Data to use:

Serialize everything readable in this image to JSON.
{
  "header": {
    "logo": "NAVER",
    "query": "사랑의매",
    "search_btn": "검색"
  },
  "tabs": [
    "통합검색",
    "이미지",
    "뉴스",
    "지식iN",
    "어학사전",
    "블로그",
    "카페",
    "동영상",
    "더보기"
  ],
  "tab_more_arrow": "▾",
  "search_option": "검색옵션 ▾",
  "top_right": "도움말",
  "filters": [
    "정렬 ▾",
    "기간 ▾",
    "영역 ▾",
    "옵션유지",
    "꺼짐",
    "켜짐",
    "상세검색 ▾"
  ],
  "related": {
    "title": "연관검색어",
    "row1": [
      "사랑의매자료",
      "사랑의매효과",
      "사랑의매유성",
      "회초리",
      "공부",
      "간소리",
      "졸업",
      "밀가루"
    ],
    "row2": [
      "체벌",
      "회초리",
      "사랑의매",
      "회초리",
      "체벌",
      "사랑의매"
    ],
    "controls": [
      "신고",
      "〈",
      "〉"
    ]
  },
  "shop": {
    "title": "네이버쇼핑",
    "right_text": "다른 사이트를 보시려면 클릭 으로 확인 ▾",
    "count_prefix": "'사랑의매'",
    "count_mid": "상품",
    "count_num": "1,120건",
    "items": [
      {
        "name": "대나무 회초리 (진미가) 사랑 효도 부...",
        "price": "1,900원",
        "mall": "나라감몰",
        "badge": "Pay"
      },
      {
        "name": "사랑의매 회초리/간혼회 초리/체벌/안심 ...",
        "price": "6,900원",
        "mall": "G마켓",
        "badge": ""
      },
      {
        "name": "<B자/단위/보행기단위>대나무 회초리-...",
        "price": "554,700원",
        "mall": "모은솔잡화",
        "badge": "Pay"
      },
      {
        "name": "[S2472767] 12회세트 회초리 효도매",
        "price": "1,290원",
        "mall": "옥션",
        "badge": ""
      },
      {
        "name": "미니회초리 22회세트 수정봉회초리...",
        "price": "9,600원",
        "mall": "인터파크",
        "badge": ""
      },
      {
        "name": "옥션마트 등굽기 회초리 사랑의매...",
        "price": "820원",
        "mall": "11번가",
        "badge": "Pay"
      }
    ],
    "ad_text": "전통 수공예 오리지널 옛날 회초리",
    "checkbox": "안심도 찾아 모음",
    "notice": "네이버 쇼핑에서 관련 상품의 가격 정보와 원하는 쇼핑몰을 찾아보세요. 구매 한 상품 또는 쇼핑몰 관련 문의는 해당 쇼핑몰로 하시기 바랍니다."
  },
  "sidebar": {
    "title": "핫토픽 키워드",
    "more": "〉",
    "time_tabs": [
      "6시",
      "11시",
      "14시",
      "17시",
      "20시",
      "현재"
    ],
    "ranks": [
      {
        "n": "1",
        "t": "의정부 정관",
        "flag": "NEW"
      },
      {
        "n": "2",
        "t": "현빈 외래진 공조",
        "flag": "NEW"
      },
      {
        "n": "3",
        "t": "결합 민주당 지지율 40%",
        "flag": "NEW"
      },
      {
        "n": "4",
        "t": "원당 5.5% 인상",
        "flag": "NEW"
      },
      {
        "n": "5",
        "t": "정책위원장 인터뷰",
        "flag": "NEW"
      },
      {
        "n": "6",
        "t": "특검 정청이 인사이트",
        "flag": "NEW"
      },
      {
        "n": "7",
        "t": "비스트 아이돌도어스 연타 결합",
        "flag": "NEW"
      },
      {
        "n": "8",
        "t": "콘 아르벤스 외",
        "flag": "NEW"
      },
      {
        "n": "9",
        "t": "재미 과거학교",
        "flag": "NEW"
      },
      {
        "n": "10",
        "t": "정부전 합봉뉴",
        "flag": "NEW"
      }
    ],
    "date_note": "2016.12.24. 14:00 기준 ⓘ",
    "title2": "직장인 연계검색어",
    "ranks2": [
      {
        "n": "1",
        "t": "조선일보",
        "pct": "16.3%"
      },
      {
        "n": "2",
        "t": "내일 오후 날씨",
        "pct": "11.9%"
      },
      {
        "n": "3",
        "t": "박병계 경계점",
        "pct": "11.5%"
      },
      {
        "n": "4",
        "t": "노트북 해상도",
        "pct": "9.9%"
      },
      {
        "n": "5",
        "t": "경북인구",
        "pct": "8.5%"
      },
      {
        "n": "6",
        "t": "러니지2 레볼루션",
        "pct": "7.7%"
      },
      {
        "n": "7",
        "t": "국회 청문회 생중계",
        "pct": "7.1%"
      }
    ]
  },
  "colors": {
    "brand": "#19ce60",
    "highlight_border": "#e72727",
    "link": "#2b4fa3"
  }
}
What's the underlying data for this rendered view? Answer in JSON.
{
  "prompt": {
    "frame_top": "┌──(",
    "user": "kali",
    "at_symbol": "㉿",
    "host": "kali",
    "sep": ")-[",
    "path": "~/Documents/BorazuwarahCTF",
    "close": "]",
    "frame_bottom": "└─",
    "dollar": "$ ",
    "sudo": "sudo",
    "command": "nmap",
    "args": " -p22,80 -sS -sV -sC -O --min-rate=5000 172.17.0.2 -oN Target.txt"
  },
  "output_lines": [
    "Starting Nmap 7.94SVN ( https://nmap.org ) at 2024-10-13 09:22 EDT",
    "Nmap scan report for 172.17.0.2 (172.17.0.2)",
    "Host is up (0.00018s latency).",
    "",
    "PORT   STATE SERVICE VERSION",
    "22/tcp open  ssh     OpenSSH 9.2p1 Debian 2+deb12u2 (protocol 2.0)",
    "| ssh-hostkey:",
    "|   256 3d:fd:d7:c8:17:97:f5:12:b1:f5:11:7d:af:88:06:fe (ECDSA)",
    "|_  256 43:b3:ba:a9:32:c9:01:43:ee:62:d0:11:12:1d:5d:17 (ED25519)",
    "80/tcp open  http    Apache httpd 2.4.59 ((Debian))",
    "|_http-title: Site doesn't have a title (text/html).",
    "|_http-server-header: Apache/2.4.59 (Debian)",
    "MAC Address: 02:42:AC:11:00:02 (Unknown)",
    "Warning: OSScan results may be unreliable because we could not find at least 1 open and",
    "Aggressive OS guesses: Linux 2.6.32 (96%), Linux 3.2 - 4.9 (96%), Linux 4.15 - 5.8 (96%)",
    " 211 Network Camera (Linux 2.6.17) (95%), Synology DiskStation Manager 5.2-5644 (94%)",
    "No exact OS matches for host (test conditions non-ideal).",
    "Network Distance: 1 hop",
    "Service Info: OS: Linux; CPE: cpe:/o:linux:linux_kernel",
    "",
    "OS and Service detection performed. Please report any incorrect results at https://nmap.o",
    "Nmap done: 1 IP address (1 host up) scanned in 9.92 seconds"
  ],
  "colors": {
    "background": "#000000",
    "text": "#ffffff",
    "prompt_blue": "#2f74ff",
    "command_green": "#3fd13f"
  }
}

Required work: Repeat every entry word for word.

Right answer:
Serialize everything readable in this image to JSON.
{
  "header": {
    "logo": "NAVER",
    "query": "사랑의매",
    "search_btn": "검색"
  },
  "tabs": [
    "통합검색",
    "이미지",
    "뉴스",
    "지식iN",
    "어학사전",
    "블로그",
    "카페",
    "동영상",
    "더보기"
  ],
  "tab_more_arrow": "▾",
  "search_option": "검색옵션 ▾",
  "top_right": "도움말",
  "filters": [
    "정렬 ▾",
    "기간 ▾",
    "영역 ▾",
    "옵션유지",
    "꺼짐",
    "켜짐",
    "상세검색 ▾"
  ],
  "related": {
    "title": "연관검색어",
    "row1": [
      "사랑의매자료",
      "사랑의매효과",
      "사랑의매유성",
      "회초리",
      "공부",
      "간소리",
      "졸업",
      "밀가루"
    ],
    "row2": [
      "체벌",
      "회초리",
      "사랑의매",
      "회초리",
      "체벌",
      "사랑의매"
    ],
    "controls": [
      "신고",
      "〈",
      "〉"
    ]
  },
  "shop": {
    "title": "네이버쇼핑",
    "right_text": "다른 사이트를 보시려면 클릭 으로 확인 ▾",
    "count_prefix": "'사랑의매'",
    "count_mid": "상품",
    "count_num": "1,120건",
    "items": [
      {
        "name": "대나무 회초리 (진미가) 사랑 효도 부...",
        "price": "1,900원",
        "mall": "나라감몰",
        "badge": "Pay"
      },
      {
        "name": "사랑의매 회초리/간혼회 초리/체벌/안심 ...",
        "price": "6,900원",
        "mall": "G마켓",
        "badge": ""
      },
      {
        "name": "<B자/단위/보행기단위>대나무 회초리-...",
        "price": "554,700원",
        "mall": "모은솔잡화",
        "badge": "Pay"
      },
      {
        "name": "[S2472767] 12회세트 회초리 효도매",
        "price": "1,290원",
        "mall": "옥션",
        "badge": ""
      },
      {
        "name": "미니회초리 22회세트 수정봉회초리...",
        "price": "9,600원",
        "mall": "인터파크",
        "badge": ""
      },
      {
        "name": "옥션마트 등굽기 회초리 사랑의매...",
        "price": "820원",
        "mall": "11번가",
        "badge": "Pay"
      }
    ],
    "ad_text": "전통 수공예 오리지널 옛날 회초리",
    "checkbox": "안심도 찾아 모음",
    "notice": "네이버 쇼핑에서 관련 상품의 가격 정보와 원하는 쇼핑몰을 찾아보세요. 구매 한 상품 또는 쇼핑몰 관련 문의는 해당 쇼핑몰로 하시기 바랍니다."
  },
  "sidebar": {
    "title": "핫토픽 키워드",
    "more": "〉",
    "time_tabs": [
      "6시",
      "11시",
      "14시",
      "17시",
      "20시",
      "현재"
    ],
    "ranks": [
      {
        "n": "1",
        "t": "의정부 정관",
        "flag": "NEW"
      },
      {
        "n": "2",
        "t": "현빈 외래진 공조",
        "flag": "NEW"
      },
      {
        "n": "3",
        "t": "결합 민주당 지지율 40%",
        "flag": "NEW"
      },
      {
        "n": "4",
        "t": "원당 5.5% 인상",
        "flag": "NEW"
      },
      {
        "n": "5",
        "t": "정책위원장 인터뷰",
        "flag": "NEW"
      },
      {
        "n": "6",
        "t": "특검 정청이 인사이트",
        "flag": "NEW"
      },
      {
        "n": "7",
        "t": "비스트 아이돌도어스 연타 결합",
        "flag": "NEW"
      },
      {
        "n": "8",
        "t": "콘 아르벤스 외",
        "flag": "NEW"
      },
      {
        "n": "9",
        "t": "재미 과거학교",
        "flag": "NEW"
      },
      {
        "n": "10",
        "t": "정부전 합봉뉴",
        "flag": "NEW"
      }
    ],
    "date_note": "2016.12.24. 14:00 기준 ⓘ",
    "title2": "직장인 연계검색어",
    "ranks2": [
      {
        "n": "1",
        "t": "조선일보",
        "pct": "16.3%"
      },
      {
        "n": "2",
        "t": "내일 오후 날씨",
        "pct": "11.9%"
      },
      {
        "n": "3",
        "t": "박병계 경계점",
        "pct": "11.5%"
      },
      {
        "n": "4",
        "t": "노트북 해상도",
        "pct": "9.9%"
      },
      {
        "n": "5",
        "t": "경북인구",
        "pct": "8.5%"
      },
      {
        "n": "6",
        "t": "러니지2 레볼루션",
        "pct": "7.7%"
      },
      {
        "n": "7",
        "t": "국회 청문회 생중계",
        "pct": "7.1%"
      }
    ]
  },
  "colors": {
    "brand": "#19ce60",
    "highlight_border": "#e72727",
    "link": "#2b4fa3"
  }
}
What's the underlying data for this rendered view? Answer in JSON.
{
  "prompt": {
    "frame_top": "┌──(",
    "user": "kali",
    "at_symbol": "㉿",
    "host": "kali",
    "sep": ")-[",
    "path": "~/Documents/BorazuwarahCTF",
    "close": "]",
    "frame_bottom": "└─",
    "dollar": "$ ",
    "sudo": "sudo",
    "command": "nmap",
    "args": " -p22,80 -sS -sV -sC -O --min-rate=5000 172.17.0.2 -oN Target.txt"
  },
  "output_lines": [
    "Starting Nmap 7.94SVN ( https://nmap.org ) at 2024-10-13 09:22 EDT",
    "Nmap scan report for 172.17.0.2 (172.17.0.2)",
    "Host is up (0.00018s latency).",
    "",
    "PORT   STATE SERVICE VERSION",
    "22/tcp open  ssh     OpenSSH 9.2p1 Debian 2+deb12u2 (protocol 2.0)",
    "| ssh-hostkey:",
    "|   256 3d:fd:d7:c8:17:97:f5:12:b1:f5:11:7d:af:88:06:fe (ECDSA)",
    "|_  256 43:b3:ba:a9:32:c9:01:43:ee:62:d0:11:12:1d:5d:17 (ED25519)",
    "80/tcp open  http    Apache httpd 2.4.59 ((Debian))",
    "|_http-title: Site doesn't have a title (text/html).",
    "|_http-server-header: Apache/2.4.59 (Debian)",
    "MAC Address: 02:42:AC:11:00:02 (Unknown)",
    "Warning: OSScan results may be unreliable because we could not find at least 1 open and",
    "Aggressive OS guesses: Linux 2.6.32 (96%), Linux 3.2 - 4.9 (96%), Linux 4.15 - 5.8 (96%)",
    " 211 Network Camera (Linux 2.6.17) (95%), Synology DiskStation Manager 5.2-5644 (94%)",
    "No exact OS matches for host (test conditions non-ideal).",
    "Network Distance: 1 hop",
    "Service Info: OS: Linux; CPE: cpe:/o:linux:linux_kernel",
    "",
    "OS and Service detection performed. Please report any incorrect results at https://nmap.o",
    "Nmap done: 1 IP address (1 host up) scanned in 9.92 seconds"
  ],
  "colors": {
    "background": "#000000",
    "text": "#ffffff",
    "prompt_blue": "#2f74ff",
    "command_green": "#3fd13f"
  }
}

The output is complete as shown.